Will you output all of the data below exactly, omitting the images?
##### Exercise material #####
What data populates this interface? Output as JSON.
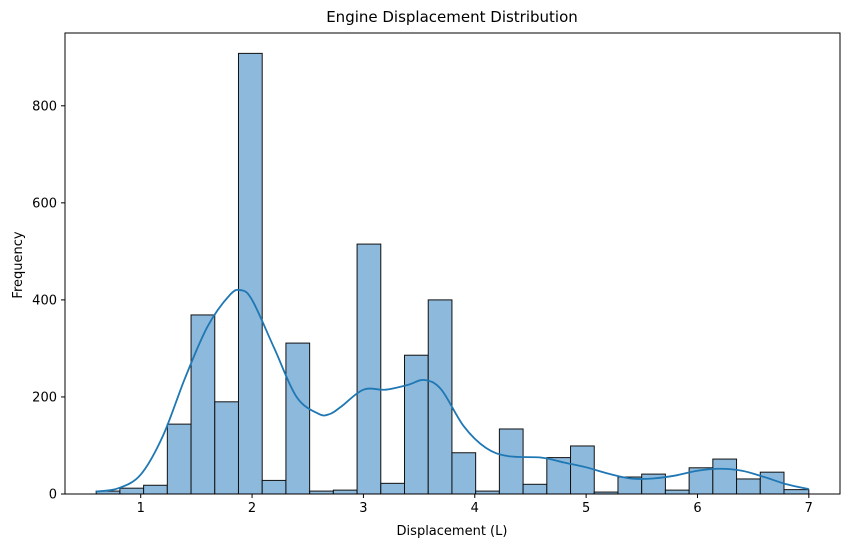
{
  "chart_data": {
    "type": "bar",
    "title": "Engine Displacement Distribution",
    "xlabel": "Displacement (L)",
    "ylabel": "Frequency",
    "xlim": [
      0.32,
      7.28
    ],
    "ylim": [
      0,
      950
    ],
    "xticks": [
      1,
      2,
      3,
      4,
      5,
      6,
      7
    ],
    "yticks": [
      0,
      200,
      400,
      600,
      800
    ],
    "bin_edges": [
      0.6,
      0.813,
      1.026,
      1.239,
      1.452,
      1.665,
      1.878,
      2.091,
      2.304,
      2.517,
      2.73,
      2.943,
      3.156,
      3.369,
      3.582,
      3.795,
      4.008,
      4.221,
      4.434,
      4.647,
      4.86,
      5.073,
      5.286,
      5.499,
      5.712,
      5.925,
      6.138,
      6.351,
      6.564,
      6.777,
      7.0
    ],
    "counts": [
      6,
      12,
      18,
      144,
      369,
      190,
      908,
      28,
      311,
      6,
      8,
      515,
      22,
      286,
      400,
      85,
      6,
      134,
      20,
      75,
      99,
      4,
      35,
      41,
      8,
      54,
      72,
      31,
      45,
      9
    ],
    "kde": {
      "x": [
        0.6,
        0.8,
        1.0,
        1.2,
        1.4,
        1.6,
        1.8,
        1.9,
        2.0,
        2.2,
        2.4,
        2.6,
        2.7,
        2.8,
        3.0,
        3.2,
        3.4,
        3.55,
        3.7,
        3.9,
        4.1,
        4.3,
        4.6,
        4.8,
        5.0,
        5.2,
        5.4,
        5.6,
        5.8,
        6.0,
        6.2,
        6.4,
        6.6,
        6.8,
        7.0
      ],
      "y": [
        5,
        12,
        40,
        120,
        240,
        345,
        410,
        420,
        400,
        300,
        200,
        165,
        165,
        180,
        215,
        215,
        225,
        235,
        215,
        140,
        95,
        78,
        75,
        65,
        55,
        42,
        32,
        32,
        38,
        48,
        52,
        48,
        35,
        20,
        10
      ]
    },
    "colors": {
      "bar_fill": "#8db9dc",
      "bar_edge": "#111111",
      "kde_line": "#1f77b4"
    }
  }
}
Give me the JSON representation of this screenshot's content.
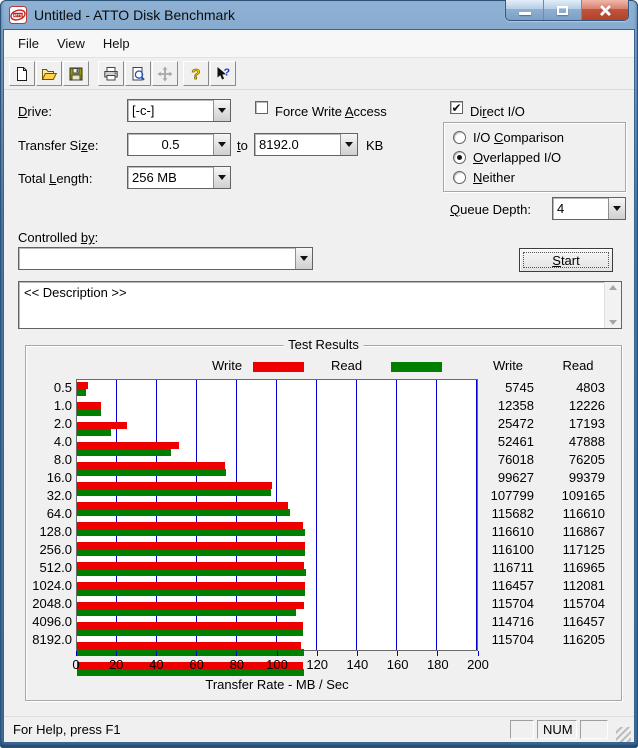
{
  "titlebar": {
    "title": "Untitled - ATTO Disk Benchmark"
  },
  "menu": {
    "items": [
      {
        "label": "File"
      },
      {
        "label": "View"
      },
      {
        "label": "Help"
      }
    ]
  },
  "toolbar": {
    "buttons": [
      "new",
      "open",
      "save",
      "print",
      "print-preview",
      "move",
      "help",
      "context-help"
    ]
  },
  "controls": {
    "drive": {
      "label": {
        "text": "Drive:",
        "accel": 0
      },
      "value": "[-c-]"
    },
    "force_write_access": {
      "label": {
        "text": "Force Write Access",
        "accel": 12
      },
      "checked": false
    },
    "direct_io": {
      "label": {
        "text": "Direct I/O",
        "accel": 2
      },
      "checked": true,
      "checkmark": "✔"
    },
    "transfer_size": {
      "label": {
        "text": "Transfer Size:",
        "accel": 11
      },
      "from": "0.5",
      "to_label": {
        "text": "to",
        "accel": 0
      },
      "to": "8192.0",
      "unit": "KB"
    },
    "total_length": {
      "label": {
        "text": "Total Length:",
        "accel": 6
      },
      "value": "256 MB"
    },
    "io_mode": {
      "options": [
        {
          "text": "I/O Comparison",
          "accel": 4
        },
        {
          "text": "Overlapped I/O",
          "accel": 0
        },
        {
          "text": "Neither",
          "accel": 0
        }
      ],
      "selected_index": 1
    },
    "queue_depth": {
      "label": {
        "text": "Queue Depth:",
        "accel": 0
      },
      "value": "4"
    },
    "controlled_by": {
      "label": {
        "text": "Controlled by:",
        "accel": 11,
        "len": 2
      },
      "value": ""
    },
    "start_button": {
      "text": "Start",
      "accel": 0
    },
    "description": "<< Description >>"
  },
  "results": {
    "group_label": "Test Results",
    "legend": {
      "write": "Write",
      "read": "Read"
    },
    "col_headers": {
      "write": "Write",
      "read": "Read"
    }
  },
  "chart_data": {
    "type": "bar",
    "orientation": "horizontal",
    "title": "Test Results",
    "categories": [
      "0.5",
      "1.0",
      "2.0",
      "4.0",
      "8.0",
      "16.0",
      "32.0",
      "64.0",
      "128.0",
      "256.0",
      "512.0",
      "1024.0",
      "2048.0",
      "4096.0",
      "8192.0"
    ],
    "series": [
      {
        "name": "Write",
        "color": "#ee0000",
        "values": [
          5745,
          12358,
          25472,
          52461,
          76018,
          99627,
          107799,
          115682,
          116610,
          116100,
          116711,
          116457,
          115704,
          114716,
          115704
        ]
      },
      {
        "name": "Read",
        "color": "#008000",
        "values": [
          4803,
          12226,
          17193,
          47888,
          76205,
          99379,
          109165,
          116610,
          116867,
          117125,
          116965,
          112081,
          115704,
          116457,
          116205
        ]
      }
    ],
    "value_unit": "KB/s",
    "unit_divisor": 1024,
    "xlim": [
      0,
      200
    ],
    "xticks": [
      0,
      20,
      40,
      60,
      80,
      100,
      120,
      140,
      160,
      180,
      200
    ],
    "xlabel": "Transfer Rate - MB / Sec",
    "grid": "vertical",
    "grid_color": "#0000cc",
    "legend_position": "top"
  },
  "statusbar": {
    "message": "For Help, press F1",
    "num": "NUM"
  }
}
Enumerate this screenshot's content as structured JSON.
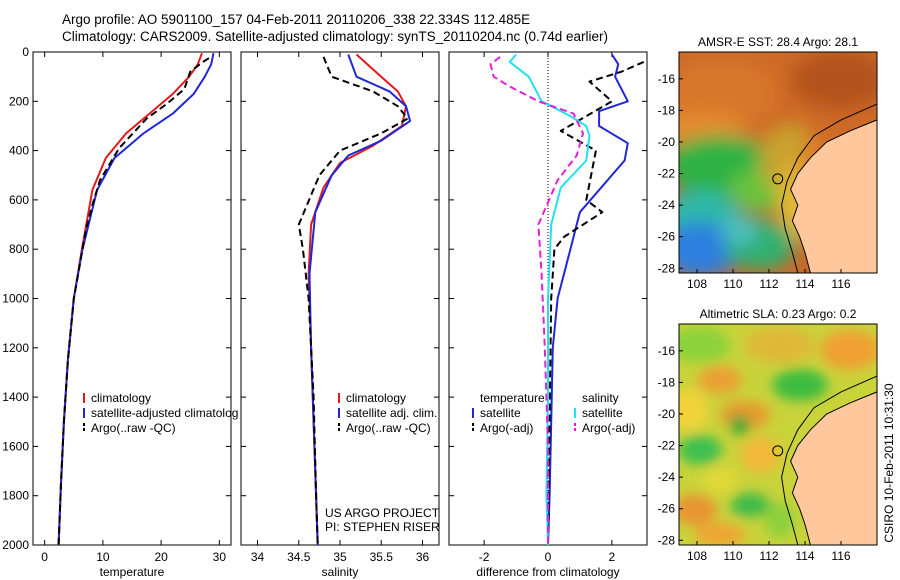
#####
Answer:
What data populates this interface? Output as JSON.
{
  "chart_data": {
    "type": "bar",
    "title": "Engine Displacement Distribution",
    "xlabel": "Displacement (L)",
    "ylabel": "Frequency",
    "xlim": [
      0.32,
      7.28
    ],
    "ylim": [
      0,
      950
    ],
    "xticks": [
      1,
      2,
      3,
      4,
      5,
      6,
      7
    ],
    "yticks": [
      0,
      200,
      400,
      600,
      800
    ],
    "bin_edges": [
      0.6,
      0.813,
      1.026,
      1.239,
      1.452,
      1.665,
      1.878,
      2.091,
      2.304,
      2.517,
      2.73,
      2.943,
      3.156,
      3.369,
      3.582,
      3.795,
      4.008,
      4.221,
      4.434,
      4.647,
      4.86,
      5.073,
      5.286,
      5.499,
      5.712,
      5.925,
      6.138,
      6.351,
      6.564,
      6.777,
      7.0
    ],
    "counts": [
      6,
      12,
      18,
      144,
      369,
      190,
      908,
      28,
      311,
      6,
      8,
      515,
      22,
      286,
      400,
      85,
      6,
      134,
      20,
      75,
      99,
      4,
      35,
      41,
      8,
      54,
      72,
      31,
      45,
      9
    ],
    "kde": {
      "x": [
        0.6,
        0.8,
        1.0,
        1.2,
        1.4,
        1.6,
        1.8,
        1.9,
        2.0,
        2.2,
        2.4,
        2.6,
        2.7,
        2.8,
        3.0,
        3.2,
        3.4,
        3.55,
        3.7,
        3.9,
        4.1,
        4.3,
        4.6,
        4.8,
        5.0,
        5.2,
        5.4,
        5.6,
        5.8,
        6.0,
        6.2,
        6.4,
        6.6,
        6.8,
        7.0
      ],
      "y": [
        5,
        12,
        40,
        120,
        240,
        345,
        410,
        420,
        400,
        300,
        200,
        165,
        165,
        180,
        215,
        215,
        225,
        235,
        215,
        140,
        95,
        78,
        75,
        65,
        55,
        42,
        32,
        32,
        38,
        48,
        52,
        48,
        35,
        20,
        10
      ]
    },
    "colors": {
      "bar_fill": "#8db9dc",
      "bar_edge": "#111111",
      "kde_line": "#1f77b4"
    }
  }
}
Give me the JSON representation of this screenshot's content.
{
  "titlebar": {
    "title": "Untitled - ATTO Disk Benchmark"
  },
  "menu": {
    "items": [
      {
        "label": "File"
      },
      {
        "label": "View"
      },
      {
        "label": "Help"
      }
    ]
  },
  "toolbar": {
    "buttons": [
      "new",
      "open",
      "save",
      "print",
      "print-preview",
      "move",
      "help",
      "context-help"
    ]
  },
  "controls": {
    "drive": {
      "label": {
        "text": "Drive:",
        "accel": 0
      },
      "value": "[-c-]"
    },
    "force_write_access": {
      "label": {
        "text": "Force Write Access",
        "accel": 12
      },
      "checked": false
    },
    "direct_io": {
      "label": {
        "text": "Direct I/O",
        "accel": 2
      },
      "checked": true,
      "checkmark": "✔"
    },
    "transfer_size": {
      "label": {
        "text": "Transfer Size:",
        "accel": 11
      },
      "from": "0.5",
      "to_label": {
        "text": "to",
        "accel": 0
      },
      "to": "8192.0",
      "unit": "KB"
    },
    "total_length": {
      "label": {
        "text": "Total Length:",
        "accel": 6
      },
      "value": "256 MB"
    },
    "io_mode": {
      "options": [
        {
          "text": "I/O Comparison",
          "accel": 4
        },
        {
          "text": "Overlapped I/O",
          "accel": 0
        },
        {
          "text": "Neither",
          "accel": 0
        }
      ],
      "selected_index": 1
    },
    "queue_depth": {
      "label": {
        "text": "Queue Depth:",
        "accel": 0
      },
      "value": "4"
    },
    "controlled_by": {
      "label": {
        "text": "Controlled by:",
        "accel": 11,
        "len": 2
      },
      "value": ""
    },
    "start_button": {
      "text": "Start",
      "accel": 0
    },
    "description": "<< Description >>"
  },
  "results": {
    "group_label": "Test Results",
    "legend": {
      "write": "Write",
      "read": "Read"
    },
    "col_headers": {
      "write": "Write",
      "read": "Read"
    }
  },
  "chart_data": {
    "type": "bar",
    "orientation": "horizontal",
    "title": "Test Results",
    "categories": [
      "0.5",
      "1.0",
      "2.0",
      "4.0",
      "8.0",
      "16.0",
      "32.0",
      "64.0",
      "128.0",
      "256.0",
      "512.0",
      "1024.0",
      "2048.0",
      "4096.0",
      "8192.0"
    ],
    "series": [
      {
        "name": "Write",
        "color": "#ee0000",
        "values": [
          5745,
          12358,
          25472,
          52461,
          76018,
          99627,
          107799,
          115682,
          116610,
          116100,
          116711,
          116457,
          115704,
          114716,
          115704
        ]
      },
      {
        "name": "Read",
        "color": "#008000",
        "values": [
          4803,
          12226,
          17193,
          47888,
          76205,
          99379,
          109165,
          116610,
          116867,
          117125,
          116965,
          112081,
          115704,
          116457,
          116205
        ]
      }
    ],
    "value_unit": "KB/s",
    "unit_divisor": 1024,
    "xlim": [
      0,
      200
    ],
    "xticks": [
      0,
      20,
      40,
      60,
      80,
      100,
      120,
      140,
      160,
      180,
      200
    ],
    "xlabel": "Transfer Rate - MB / Sec",
    "grid": "vertical",
    "grid_color": "#0000cc",
    "legend_position": "top"
  },
  "statusbar": {
    "message": "For Help, press F1",
    "num": "NUM"
  }
}
Enumerate this screenshot's content as structured JSON.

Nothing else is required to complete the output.